- _What you have to do_
Restate the entries below word for word, omitting nothing.

::: Material for the task :::

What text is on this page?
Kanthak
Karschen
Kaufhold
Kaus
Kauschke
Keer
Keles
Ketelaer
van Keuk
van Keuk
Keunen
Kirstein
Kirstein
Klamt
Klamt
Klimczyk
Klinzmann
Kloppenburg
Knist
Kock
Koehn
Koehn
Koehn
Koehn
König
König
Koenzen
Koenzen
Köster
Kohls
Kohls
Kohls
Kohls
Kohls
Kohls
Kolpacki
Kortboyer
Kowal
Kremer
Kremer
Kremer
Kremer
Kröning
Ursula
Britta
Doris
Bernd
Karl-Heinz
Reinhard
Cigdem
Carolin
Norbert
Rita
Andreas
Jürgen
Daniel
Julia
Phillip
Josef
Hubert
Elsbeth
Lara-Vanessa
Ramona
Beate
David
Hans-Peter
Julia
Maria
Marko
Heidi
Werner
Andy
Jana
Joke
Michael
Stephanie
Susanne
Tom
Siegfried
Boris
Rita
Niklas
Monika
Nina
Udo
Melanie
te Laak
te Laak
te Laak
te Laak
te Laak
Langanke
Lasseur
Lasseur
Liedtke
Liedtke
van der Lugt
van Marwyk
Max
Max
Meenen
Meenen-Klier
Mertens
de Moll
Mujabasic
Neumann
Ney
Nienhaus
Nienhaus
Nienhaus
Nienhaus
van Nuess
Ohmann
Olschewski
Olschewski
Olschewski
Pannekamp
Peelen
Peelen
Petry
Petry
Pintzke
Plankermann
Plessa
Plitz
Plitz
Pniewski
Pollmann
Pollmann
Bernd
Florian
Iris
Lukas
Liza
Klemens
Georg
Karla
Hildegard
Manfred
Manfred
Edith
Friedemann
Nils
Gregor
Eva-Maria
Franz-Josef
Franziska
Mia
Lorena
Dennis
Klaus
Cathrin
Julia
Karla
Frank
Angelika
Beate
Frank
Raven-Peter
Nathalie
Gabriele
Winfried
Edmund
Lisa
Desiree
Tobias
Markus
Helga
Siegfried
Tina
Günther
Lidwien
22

:::

- _Task result_
What text is on this page?
Kanthak
Karschen
Kaufhold
Kaus
Kauschke
Keer
Keles
Ketelaer
van Keuk
van Keuk
Keunen
Kirstein
Kirstein
Klamt
Klamt
Klimczyk
Klinzmann
Kloppenburg
Knist
Kock
Koehn
Koehn
Koehn
Koehn
König
König
Koenzen
Koenzen
Köster
Kohls
Kohls
Kohls
Kohls
Kohls
Kohls
Kolpacki
Kortboyer
Kowal
Kremer
Kremer
Kremer
Kremer
Kröning
Ursula
Britta
Doris
Bernd
Karl-Heinz
Reinhard
Cigdem
Carolin
Norbert
Rita
Andreas
Jürgen
Daniel
Julia
Phillip
Josef
Hubert
Elsbeth
Lara-Vanessa
Ramona
Beate
David
Hans-Peter
Julia
Maria
Marko
Heidi
Werner
Andy
Jana
Joke
Michael
Stephanie
Susanne
Tom
Siegfried
Boris
Rita
Niklas
Monika
Nina
Udo
Melanie
te Laak
te Laak
te Laak
te Laak
te Laak
Langanke
Lasseur
Lasseur
Liedtke
Liedtke
van der Lugt
van Marwyk
Max
Max
Meenen
Meenen-Klier
Mertens
de Moll
Mujabasic
Neumann
Ney
Nienhaus
Nienhaus
Nienhaus
Nienhaus
van Nuess
Ohmann
Olschewski
Olschewski
Olschewski
Pannekamp
Peelen
Peelen
Petry
Petry
Pintzke
Plankermann
Plessa
Plitz
Plitz
Pniewski
Pollmann
Pollmann
Bernd
Florian
Iris
Lukas
Liza
Klemens
Georg
Karla
Hildegard
Manfred
Manfred
Edith
Friedemann
Nils
Gregor
Eva-Maria
Franz-Josef
Franziska
Mia
Lorena
Dennis
Klaus
Cathrin
Julia
Karla
Frank
Angelika
Beate
Frank
Raven-Peter
Nathalie
Gabriele
Winfried
Edmund
Lisa
Desiree
Tobias
Markus
Helga
Siegfried
Tina
Günther
Lidwien
22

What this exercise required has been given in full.